==== Listed entries ====

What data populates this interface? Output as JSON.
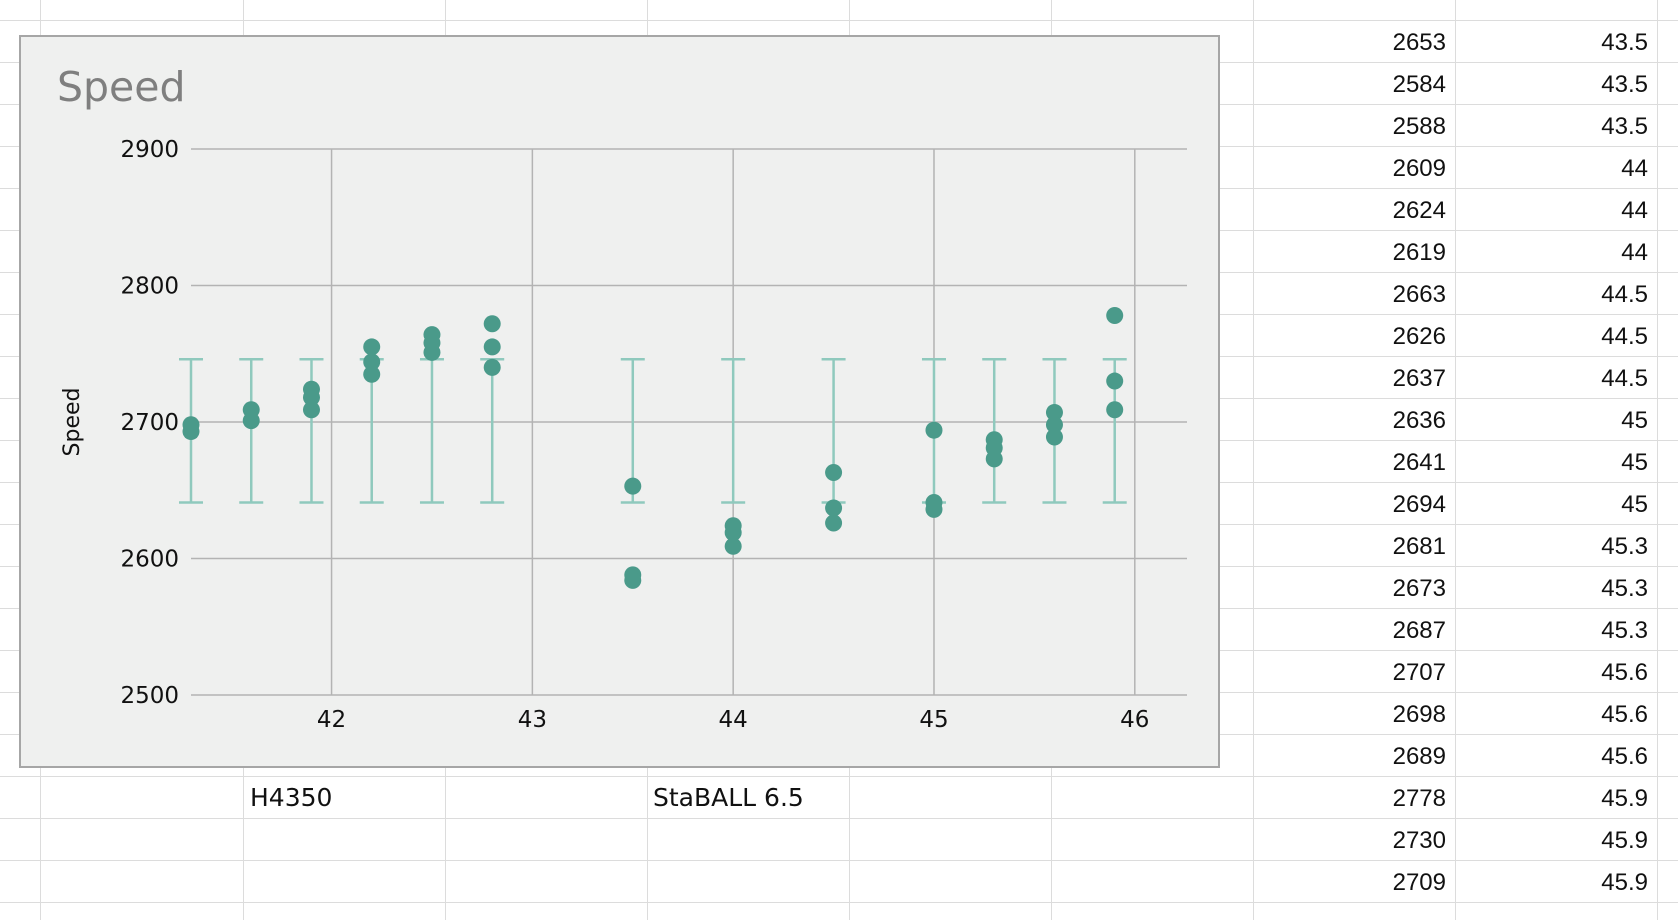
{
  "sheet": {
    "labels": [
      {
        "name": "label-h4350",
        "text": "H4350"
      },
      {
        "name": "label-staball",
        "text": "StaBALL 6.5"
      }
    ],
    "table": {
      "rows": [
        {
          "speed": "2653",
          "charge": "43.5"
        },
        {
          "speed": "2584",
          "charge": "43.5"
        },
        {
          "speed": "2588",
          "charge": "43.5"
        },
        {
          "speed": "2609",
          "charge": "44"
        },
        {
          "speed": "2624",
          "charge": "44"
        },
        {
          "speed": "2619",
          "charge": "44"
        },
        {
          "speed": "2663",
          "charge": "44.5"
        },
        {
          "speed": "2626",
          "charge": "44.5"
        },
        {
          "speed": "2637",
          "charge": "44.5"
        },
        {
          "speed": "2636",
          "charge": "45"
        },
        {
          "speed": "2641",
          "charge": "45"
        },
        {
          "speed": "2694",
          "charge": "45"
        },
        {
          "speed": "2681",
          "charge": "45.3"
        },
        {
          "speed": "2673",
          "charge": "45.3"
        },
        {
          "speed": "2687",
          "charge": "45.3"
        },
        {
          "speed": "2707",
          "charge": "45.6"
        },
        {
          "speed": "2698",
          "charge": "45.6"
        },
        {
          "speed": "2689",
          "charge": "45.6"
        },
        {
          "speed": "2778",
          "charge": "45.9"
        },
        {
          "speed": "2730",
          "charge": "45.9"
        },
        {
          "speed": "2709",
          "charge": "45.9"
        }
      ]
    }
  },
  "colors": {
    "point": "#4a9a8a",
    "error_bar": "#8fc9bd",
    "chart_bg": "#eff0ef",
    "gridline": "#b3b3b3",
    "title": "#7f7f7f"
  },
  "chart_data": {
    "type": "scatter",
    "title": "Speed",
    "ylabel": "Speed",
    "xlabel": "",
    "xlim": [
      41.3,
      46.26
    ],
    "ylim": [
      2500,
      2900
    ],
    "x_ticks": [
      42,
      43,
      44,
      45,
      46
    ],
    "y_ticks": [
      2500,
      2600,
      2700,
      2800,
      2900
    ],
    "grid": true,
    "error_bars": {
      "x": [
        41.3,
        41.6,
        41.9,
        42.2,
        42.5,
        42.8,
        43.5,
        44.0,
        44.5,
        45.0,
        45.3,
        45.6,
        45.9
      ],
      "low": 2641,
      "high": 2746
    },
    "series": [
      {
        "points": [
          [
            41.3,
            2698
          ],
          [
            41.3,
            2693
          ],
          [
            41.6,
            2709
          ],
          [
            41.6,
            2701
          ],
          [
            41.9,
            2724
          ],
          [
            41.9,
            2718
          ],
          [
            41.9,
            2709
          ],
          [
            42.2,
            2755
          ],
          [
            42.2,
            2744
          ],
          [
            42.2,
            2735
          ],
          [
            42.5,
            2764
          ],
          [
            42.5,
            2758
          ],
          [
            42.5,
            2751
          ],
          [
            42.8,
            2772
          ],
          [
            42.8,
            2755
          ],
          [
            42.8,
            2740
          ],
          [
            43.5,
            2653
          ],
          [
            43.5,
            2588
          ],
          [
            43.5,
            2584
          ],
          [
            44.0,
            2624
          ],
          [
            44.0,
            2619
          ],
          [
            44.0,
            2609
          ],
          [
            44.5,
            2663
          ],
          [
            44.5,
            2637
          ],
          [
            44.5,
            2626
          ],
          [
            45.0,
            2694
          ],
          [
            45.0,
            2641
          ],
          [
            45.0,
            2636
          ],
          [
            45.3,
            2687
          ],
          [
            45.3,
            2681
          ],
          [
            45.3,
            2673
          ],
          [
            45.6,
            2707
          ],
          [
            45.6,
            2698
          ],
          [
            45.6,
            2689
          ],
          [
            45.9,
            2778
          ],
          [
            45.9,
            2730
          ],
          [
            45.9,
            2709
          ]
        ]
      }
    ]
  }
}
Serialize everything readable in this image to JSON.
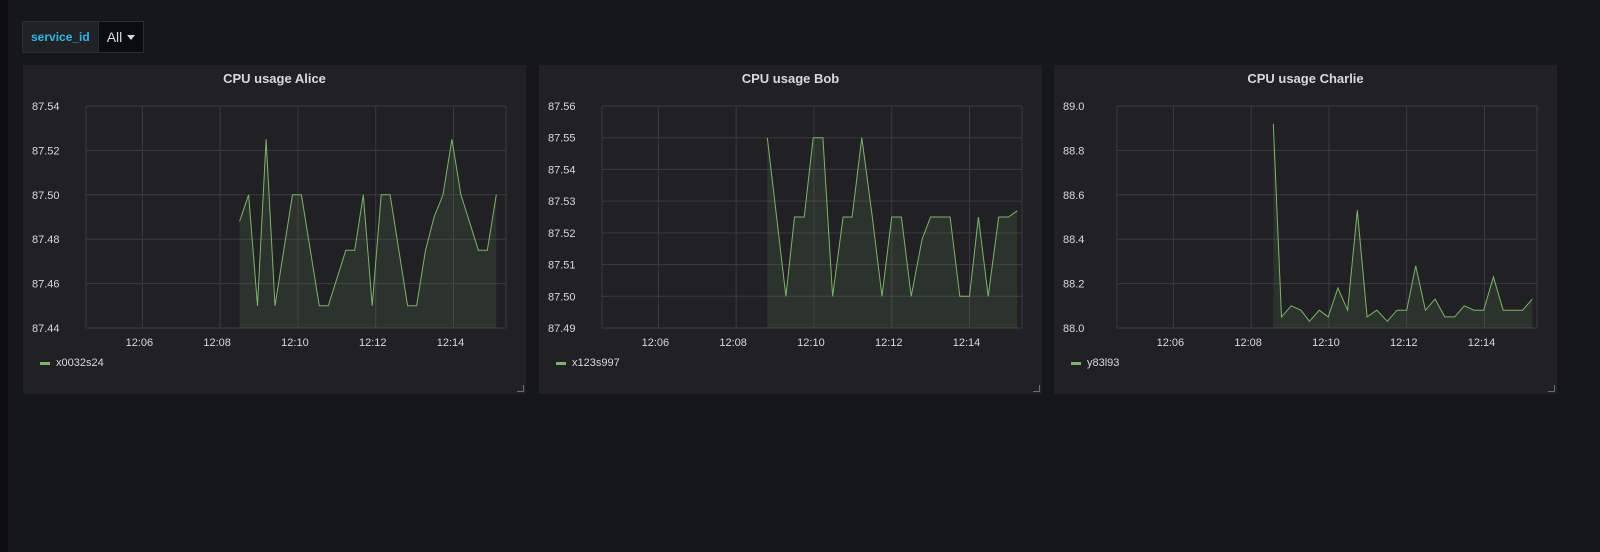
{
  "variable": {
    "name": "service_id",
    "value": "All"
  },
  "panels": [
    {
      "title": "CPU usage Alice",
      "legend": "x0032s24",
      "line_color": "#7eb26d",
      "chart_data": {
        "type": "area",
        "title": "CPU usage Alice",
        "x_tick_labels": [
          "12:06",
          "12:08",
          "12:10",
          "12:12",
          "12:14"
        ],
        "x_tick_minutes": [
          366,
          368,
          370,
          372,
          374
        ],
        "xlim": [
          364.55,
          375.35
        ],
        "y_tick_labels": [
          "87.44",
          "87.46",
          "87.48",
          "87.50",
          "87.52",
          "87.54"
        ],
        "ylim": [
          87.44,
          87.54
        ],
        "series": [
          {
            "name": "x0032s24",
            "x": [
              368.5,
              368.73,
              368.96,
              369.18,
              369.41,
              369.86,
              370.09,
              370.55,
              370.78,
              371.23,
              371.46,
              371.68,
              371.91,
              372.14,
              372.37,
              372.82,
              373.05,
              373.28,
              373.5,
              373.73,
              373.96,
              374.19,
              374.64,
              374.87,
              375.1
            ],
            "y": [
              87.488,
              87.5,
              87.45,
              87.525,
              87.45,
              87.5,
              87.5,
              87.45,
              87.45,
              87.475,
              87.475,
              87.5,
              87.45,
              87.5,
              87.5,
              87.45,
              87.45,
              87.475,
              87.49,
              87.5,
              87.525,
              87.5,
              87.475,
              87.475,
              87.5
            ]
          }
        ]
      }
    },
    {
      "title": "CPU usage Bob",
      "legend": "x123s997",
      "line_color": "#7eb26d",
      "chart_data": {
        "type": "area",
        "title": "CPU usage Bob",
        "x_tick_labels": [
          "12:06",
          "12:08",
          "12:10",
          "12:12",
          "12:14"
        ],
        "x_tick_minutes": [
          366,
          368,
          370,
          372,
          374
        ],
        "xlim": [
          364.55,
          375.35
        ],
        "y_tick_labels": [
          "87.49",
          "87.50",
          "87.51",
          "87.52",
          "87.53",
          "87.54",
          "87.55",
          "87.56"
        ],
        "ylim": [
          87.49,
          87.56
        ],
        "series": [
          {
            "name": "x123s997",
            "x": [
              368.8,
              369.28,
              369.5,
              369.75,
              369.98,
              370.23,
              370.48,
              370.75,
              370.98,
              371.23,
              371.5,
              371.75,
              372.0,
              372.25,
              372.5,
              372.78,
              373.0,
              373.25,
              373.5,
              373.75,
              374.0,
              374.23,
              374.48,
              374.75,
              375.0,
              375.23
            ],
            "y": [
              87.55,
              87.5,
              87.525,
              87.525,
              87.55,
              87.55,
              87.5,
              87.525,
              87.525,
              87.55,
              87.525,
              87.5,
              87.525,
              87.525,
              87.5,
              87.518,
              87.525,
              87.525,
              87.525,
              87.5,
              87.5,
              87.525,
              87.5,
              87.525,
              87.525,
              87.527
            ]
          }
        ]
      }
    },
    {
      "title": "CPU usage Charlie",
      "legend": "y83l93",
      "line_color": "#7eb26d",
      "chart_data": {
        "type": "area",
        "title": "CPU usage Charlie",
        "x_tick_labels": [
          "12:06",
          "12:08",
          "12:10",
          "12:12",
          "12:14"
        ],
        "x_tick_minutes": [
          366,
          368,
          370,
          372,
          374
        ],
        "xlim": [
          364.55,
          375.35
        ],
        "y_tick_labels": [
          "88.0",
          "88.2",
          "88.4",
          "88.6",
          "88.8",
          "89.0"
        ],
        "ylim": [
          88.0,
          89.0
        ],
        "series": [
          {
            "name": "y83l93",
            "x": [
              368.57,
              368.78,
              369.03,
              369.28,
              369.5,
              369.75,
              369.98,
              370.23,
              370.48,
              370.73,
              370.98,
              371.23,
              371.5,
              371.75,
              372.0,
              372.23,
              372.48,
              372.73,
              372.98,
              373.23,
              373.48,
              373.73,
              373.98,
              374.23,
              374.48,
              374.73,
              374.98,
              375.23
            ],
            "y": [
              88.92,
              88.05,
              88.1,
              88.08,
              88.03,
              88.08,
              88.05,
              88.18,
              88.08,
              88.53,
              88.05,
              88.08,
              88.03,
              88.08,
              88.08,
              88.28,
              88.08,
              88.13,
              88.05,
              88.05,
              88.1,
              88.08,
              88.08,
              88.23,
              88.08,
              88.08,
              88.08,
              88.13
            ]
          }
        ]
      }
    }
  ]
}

====

Identify all lines in the records above with the word "Charlie".

**Output**.
      "title": "CPU usage Charlie",
        "title": "CPU usage Charlie",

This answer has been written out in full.